- Data items
▬▬▬▬▬▬

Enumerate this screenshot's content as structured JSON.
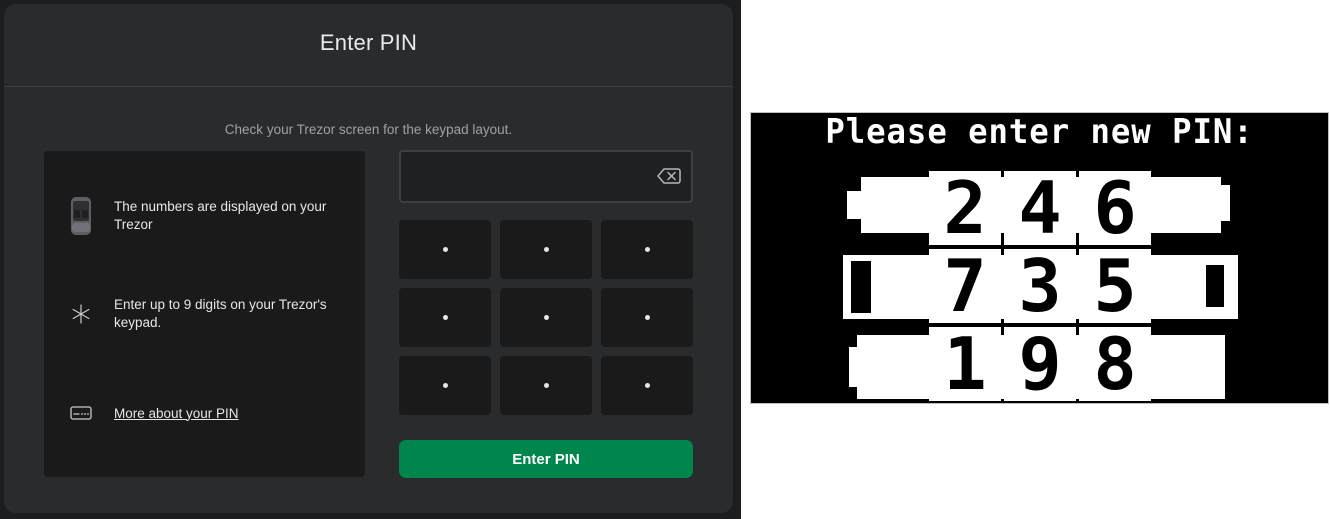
{
  "modal": {
    "title": "Enter PIN",
    "instruction": "Check your Trezor screen for the keypad layout."
  },
  "info": {
    "items": [
      {
        "icon": "trezor-device-icon",
        "text": "The numbers are displayed on your Trezor"
      },
      {
        "icon": "asterisk-icon",
        "text": "Enter up to 9 digits on your Trezor's keypad."
      },
      {
        "icon": "keyboard-icon",
        "text": "More about your PIN",
        "link": true
      }
    ]
  },
  "pin_field": {
    "value": "",
    "backspace_icon": "backspace-icon"
  },
  "keypad": {
    "keys": [
      "•",
      "•",
      "•",
      "•",
      "•",
      "•",
      "•",
      "•",
      "•"
    ]
  },
  "enter_button": {
    "label": "Enter PIN",
    "color": "#00854d"
  },
  "device_screen": {
    "prompt": "Please enter new PIN:",
    "digits": [
      "2",
      "4",
      "6",
      "7",
      "3",
      "5",
      "1",
      "9",
      "8"
    ]
  },
  "colors": {
    "background": "#1c1d1e",
    "modal": "#2a2b2d",
    "panel": "#1a1a1b",
    "accent": "#00854d"
  }
}
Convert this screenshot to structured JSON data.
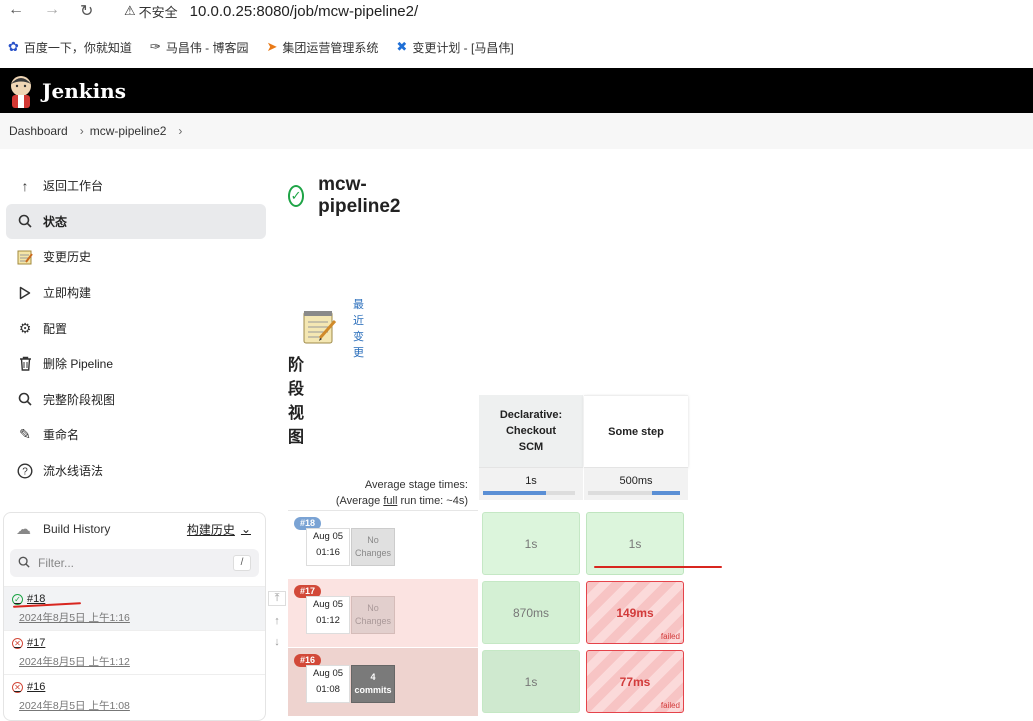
{
  "browser": {
    "security_label": "不安全",
    "url": "10.0.0.25:8080/job/mcw-pipeline2/",
    "bookmarks": [
      {
        "icon": "paw-icon",
        "label": "百度一下，你就知道"
      },
      {
        "icon": "pen-icon",
        "label": "马昌伟 - 博客园"
      },
      {
        "icon": "flag-icon",
        "label": "集团运营管理系统"
      },
      {
        "icon": "x-logo-icon",
        "label": "变更计划 - [马昌伟]"
      }
    ]
  },
  "header": {
    "title": "Jenkins"
  },
  "breadcrumb": [
    "Dashboard",
    "mcw-pipeline2"
  ],
  "sidebar": {
    "items": [
      {
        "icon": "arrow-up-icon",
        "label": "返回工作台"
      },
      {
        "icon": "search-icon",
        "label": "状态"
      },
      {
        "icon": "notepad-icon",
        "label": "变更历史"
      },
      {
        "icon": "play-icon",
        "label": "立即构建"
      },
      {
        "icon": "gear-icon",
        "label": "配置"
      },
      {
        "icon": "trash-icon",
        "label": "删除 Pipeline"
      },
      {
        "icon": "search-icon",
        "label": "完整阶段视图"
      },
      {
        "icon": "pencil-icon",
        "label": "重命名"
      },
      {
        "icon": "help-icon",
        "label": "流水线语法"
      }
    ]
  },
  "build_history": {
    "title": "Build History",
    "trend_label": "构建历史",
    "filter_placeholder": "Filter...",
    "filter_shortcut": "/",
    "builds": [
      {
        "number": "#18",
        "status": "success",
        "date": "2024年8月5日 上午1:16"
      },
      {
        "number": "#17",
        "status": "failed",
        "date": "2024年8月5日 上午1:12"
      },
      {
        "number": "#16",
        "status": "failed",
        "date": "2024年8月5日 上午1:08"
      }
    ]
  },
  "job": {
    "title": "mcw-pipeline2",
    "recent_changes": "最近变更",
    "stage_view_heading": "阶段视图"
  },
  "stage_view": {
    "avg_label": "Average stage times:",
    "avg_full_prefix": "(Average ",
    "avg_full_link": "full",
    "avg_full_suffix": " run time: ~4s)",
    "stages": [
      {
        "name_lines": [
          "Declarative:",
          "Checkout",
          "SCM"
        ],
        "avg": "1s",
        "avg_fraction": 0.68
      },
      {
        "name_lines": [
          "Some step"
        ],
        "avg": "500ms",
        "avg_fraction": 0.3
      }
    ],
    "runs": [
      {
        "badge": "#18",
        "status": "success",
        "date": "Aug 05",
        "time": "01:16",
        "changes": [
          "No",
          "Changes"
        ],
        "commits": false,
        "cells": [
          {
            "value": "1s",
            "status": "success"
          },
          {
            "value": "1s",
            "status": "success"
          }
        ]
      },
      {
        "badge": "#17",
        "status": "failed",
        "date": "Aug 05",
        "time": "01:12",
        "changes": [
          "No",
          "Changes"
        ],
        "commits": false,
        "cells": [
          {
            "value": "870ms",
            "status": "success"
          },
          {
            "value": "149ms",
            "status": "failed",
            "label": "failed"
          }
        ]
      },
      {
        "badge": "#16",
        "status": "failed",
        "date": "Aug 05",
        "time": "01:08",
        "changes": [
          "4",
          "commits"
        ],
        "commits": true,
        "cells": [
          {
            "value": "1s",
            "status": "success"
          },
          {
            "value": "77ms",
            "status": "failed",
            "label": "failed"
          }
        ]
      }
    ]
  },
  "colors": {
    "success": "#1ea446",
    "failed": "#d24939",
    "link": "#2a6ebb",
    "annotation": "#d8261f"
  }
}
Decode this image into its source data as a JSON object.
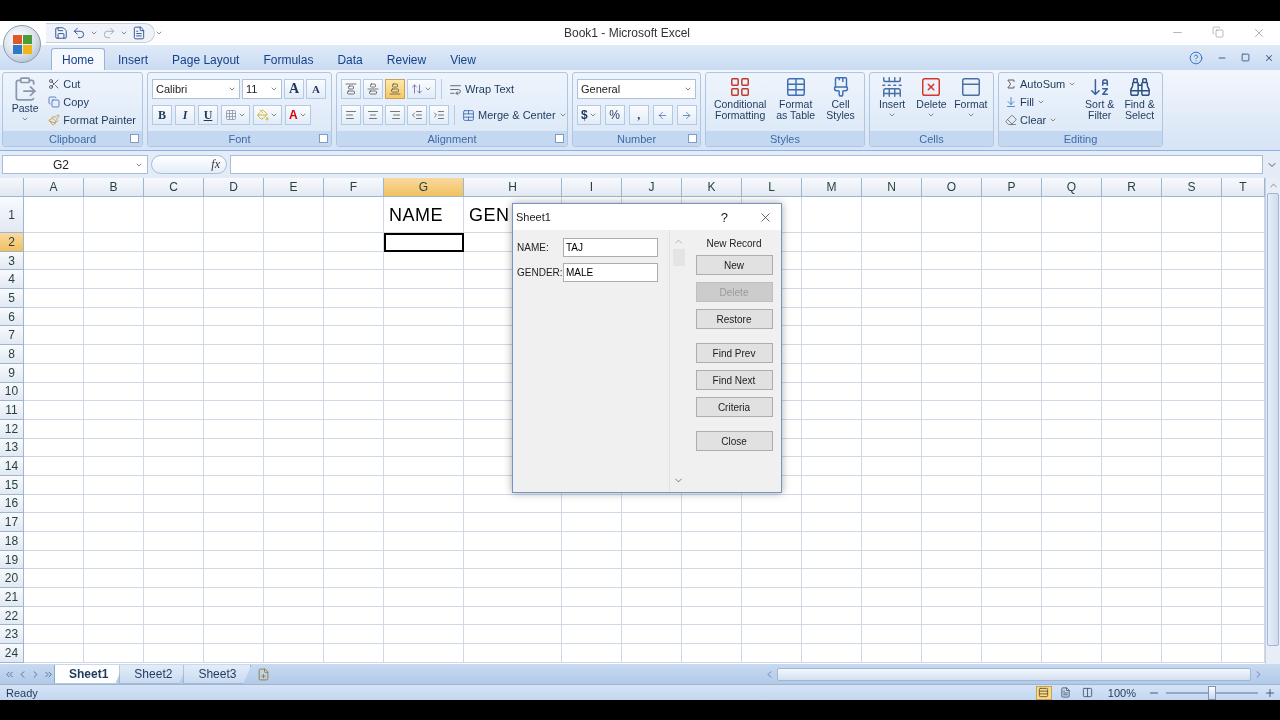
{
  "window": {
    "title": "Book1 - Microsoft Excel"
  },
  "ribbon_tabs": [
    {
      "label": "Home",
      "selected": true
    },
    {
      "label": "Insert",
      "selected": false
    },
    {
      "label": "Page Layout",
      "selected": false
    },
    {
      "label": "Formulas",
      "selected": false
    },
    {
      "label": "Data",
      "selected": false
    },
    {
      "label": "Review",
      "selected": false
    },
    {
      "label": "View",
      "selected": false
    }
  ],
  "clipboard": {
    "label": "Clipboard",
    "paste": "Paste",
    "cut": "Cut",
    "copy": "Copy",
    "format_painter": "Format Painter"
  },
  "font": {
    "label": "Font",
    "font_name": "Calibri",
    "font_size": "11",
    "grow": "A",
    "shrink": "A",
    "bold": "B",
    "italic": "I",
    "underline": "U",
    "font_color": "A"
  },
  "alignment": {
    "label": "Alignment",
    "wrap_text": "Wrap Text",
    "merge_center": "Merge & Center",
    "vertical_align": [
      {
        "selected": false
      },
      {
        "selected": false
      },
      {
        "selected": true
      }
    ]
  },
  "number": {
    "label": "Number",
    "format": "General",
    "currency": "$",
    "percent": "%",
    "comma": ","
  },
  "styles": {
    "label": "Styles",
    "buttons": [
      {
        "label": "Conditional Formatting",
        "kind": "conditional"
      },
      {
        "label": "Format as Table",
        "kind": "table"
      },
      {
        "label": "Cell Styles",
        "kind": "cellstyle"
      }
    ]
  },
  "cells": {
    "label": "Cells",
    "buttons": [
      {
        "label": "Insert",
        "kind": "insert"
      },
      {
        "label": "Delete",
        "kind": "delete"
      },
      {
        "label": "Format",
        "kind": "format"
      }
    ]
  },
  "editing": {
    "label": "Editing",
    "autosum": "AutoSum",
    "fill": "Fill",
    "clear": "Clear",
    "sort_filter": "Sort & Filter",
    "find_select": "Find & Select"
  },
  "formula_bar": {
    "name_box": "G2",
    "function_label": "fx"
  },
  "columns": [
    {
      "label": "A",
      "selected": false
    },
    {
      "label": "B",
      "selected": false
    },
    {
      "label": "C",
      "selected": false
    },
    {
      "label": "D",
      "selected": false
    },
    {
      "label": "E",
      "selected": false
    },
    {
      "label": "F",
      "selected": false
    },
    {
      "label": "G",
      "selected": true
    },
    {
      "label": "H",
      "selected": false
    },
    {
      "label": "I",
      "selected": false
    },
    {
      "label": "J",
      "selected": false
    },
    {
      "label": "K",
      "selected": false
    },
    {
      "label": "L",
      "selected": false
    },
    {
      "label": "M",
      "selected": false
    },
    {
      "label": "N",
      "selected": false
    },
    {
      "label": "O",
      "selected": false
    },
    {
      "label": "P",
      "selected": false
    },
    {
      "label": "Q",
      "selected": false
    },
    {
      "label": "R",
      "selected": false
    },
    {
      "label": "S",
      "selected": false
    },
    {
      "label": "T",
      "selected": false
    }
  ],
  "rows": [
    {
      "label": "1",
      "selected": false,
      "cells": {
        "G": "NAME",
        "H": "GEN"
      }
    },
    {
      "label": "2",
      "selected": true
    },
    {
      "label": "3",
      "selected": false
    },
    {
      "label": "4",
      "selected": false
    },
    {
      "label": "5",
      "selected": false
    },
    {
      "label": "6",
      "selected": false
    },
    {
      "label": "7",
      "selected": false
    },
    {
      "label": "8",
      "selected": false
    },
    {
      "label": "9",
      "selected": false
    },
    {
      "label": "10",
      "selected": false
    },
    {
      "label": "11",
      "selected": false
    },
    {
      "label": "12",
      "selected": false
    },
    {
      "label": "13",
      "selected": false
    },
    {
      "label": "14",
      "selected": false
    },
    {
      "label": "15",
      "selected": false
    },
    {
      "label": "16",
      "selected": false
    },
    {
      "label": "17",
      "selected": false
    },
    {
      "label": "18",
      "selected": false
    },
    {
      "label": "19",
      "selected": false
    },
    {
      "label": "20",
      "selected": false
    },
    {
      "label": "21",
      "selected": false
    },
    {
      "label": "22",
      "selected": false
    },
    {
      "label": "23",
      "selected": false
    },
    {
      "label": "24",
      "selected": false
    }
  ],
  "dialog": {
    "title": "Sheet1",
    "help": "?",
    "record_label": "New Record",
    "fields": [
      {
        "label": "NAME:",
        "value": "TAJ"
      },
      {
        "label": "GENDER:",
        "value": "MALE"
      }
    ],
    "buttons": [
      {
        "label": "New",
        "disabled": false
      },
      {
        "label": "Delete",
        "disabled": true
      },
      {
        "label": "Restore",
        "disabled": false
      },
      {
        "label": "Find Prev",
        "disabled": false
      },
      {
        "label": "Find Next",
        "disabled": false
      },
      {
        "label": "Criteria",
        "disabled": false
      },
      {
        "label": "Close",
        "disabled": false
      }
    ]
  },
  "sheet_tabs": [
    {
      "label": "Sheet1",
      "selected": true
    },
    {
      "label": "Sheet2",
      "selected": false
    },
    {
      "label": "Sheet3",
      "selected": false
    }
  ],
  "status_bar": {
    "text": "Ready",
    "zoom": "100%",
    "zoom_slider": {
      "level": 0.5
    }
  }
}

▬▬▬▬▬▬

- WHAT TO WORK ON
Look through the entries above. Extract each line with the word "commits".

- TASK OUTPUT
        "commits": false,
        "commits": false,
          "commits"
        "commits": true,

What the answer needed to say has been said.